_Your task_
Look through the data below and count each line where the word "Post" appears. Reply with the count alone.

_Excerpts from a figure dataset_
────────────────

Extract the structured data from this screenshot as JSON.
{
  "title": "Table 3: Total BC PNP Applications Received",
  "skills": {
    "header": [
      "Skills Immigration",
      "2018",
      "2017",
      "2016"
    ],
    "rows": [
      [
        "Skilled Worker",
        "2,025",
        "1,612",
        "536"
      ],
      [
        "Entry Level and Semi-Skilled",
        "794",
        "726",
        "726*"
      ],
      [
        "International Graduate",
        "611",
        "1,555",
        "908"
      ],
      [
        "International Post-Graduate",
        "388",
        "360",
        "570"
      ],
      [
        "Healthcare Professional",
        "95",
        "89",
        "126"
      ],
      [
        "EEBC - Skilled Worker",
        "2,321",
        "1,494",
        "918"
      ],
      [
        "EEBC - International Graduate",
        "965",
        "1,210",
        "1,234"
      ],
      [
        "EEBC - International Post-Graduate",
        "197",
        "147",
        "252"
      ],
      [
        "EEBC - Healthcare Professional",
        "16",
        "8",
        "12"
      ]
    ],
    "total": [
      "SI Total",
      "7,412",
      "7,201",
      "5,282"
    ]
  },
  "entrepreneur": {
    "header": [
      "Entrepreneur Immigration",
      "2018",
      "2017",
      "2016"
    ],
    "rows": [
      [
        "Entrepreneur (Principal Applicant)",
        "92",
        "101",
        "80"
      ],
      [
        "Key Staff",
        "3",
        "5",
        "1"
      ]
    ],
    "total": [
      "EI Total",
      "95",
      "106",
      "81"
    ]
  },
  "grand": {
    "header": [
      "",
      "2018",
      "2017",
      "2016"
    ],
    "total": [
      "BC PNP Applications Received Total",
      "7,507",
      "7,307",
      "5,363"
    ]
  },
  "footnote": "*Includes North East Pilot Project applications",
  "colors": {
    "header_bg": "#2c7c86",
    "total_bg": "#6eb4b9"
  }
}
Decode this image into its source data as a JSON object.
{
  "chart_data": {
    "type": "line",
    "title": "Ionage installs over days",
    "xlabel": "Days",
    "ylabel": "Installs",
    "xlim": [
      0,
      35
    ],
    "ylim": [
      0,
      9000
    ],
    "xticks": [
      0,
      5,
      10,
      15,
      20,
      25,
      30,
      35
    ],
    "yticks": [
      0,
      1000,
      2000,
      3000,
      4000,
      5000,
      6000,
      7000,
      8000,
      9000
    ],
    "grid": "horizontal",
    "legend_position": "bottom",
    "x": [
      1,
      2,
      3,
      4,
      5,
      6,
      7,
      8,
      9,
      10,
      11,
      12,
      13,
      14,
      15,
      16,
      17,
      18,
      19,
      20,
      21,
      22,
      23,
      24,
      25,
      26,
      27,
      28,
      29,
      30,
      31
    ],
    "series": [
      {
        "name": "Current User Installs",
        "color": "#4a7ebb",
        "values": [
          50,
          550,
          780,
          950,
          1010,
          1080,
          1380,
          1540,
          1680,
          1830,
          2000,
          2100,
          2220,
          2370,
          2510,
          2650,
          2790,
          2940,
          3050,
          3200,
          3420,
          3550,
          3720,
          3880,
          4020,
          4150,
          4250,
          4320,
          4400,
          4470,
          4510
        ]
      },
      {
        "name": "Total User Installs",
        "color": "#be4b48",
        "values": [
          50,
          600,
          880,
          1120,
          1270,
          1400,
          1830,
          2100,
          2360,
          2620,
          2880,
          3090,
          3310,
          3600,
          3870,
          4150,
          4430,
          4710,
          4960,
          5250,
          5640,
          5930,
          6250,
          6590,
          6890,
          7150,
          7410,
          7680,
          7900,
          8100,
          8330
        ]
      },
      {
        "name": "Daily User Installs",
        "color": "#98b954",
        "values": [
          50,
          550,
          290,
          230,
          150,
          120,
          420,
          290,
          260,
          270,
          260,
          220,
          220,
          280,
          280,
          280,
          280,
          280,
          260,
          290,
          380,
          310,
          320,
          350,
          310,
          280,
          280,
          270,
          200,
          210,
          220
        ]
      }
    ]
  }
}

────────────────

_In response_
2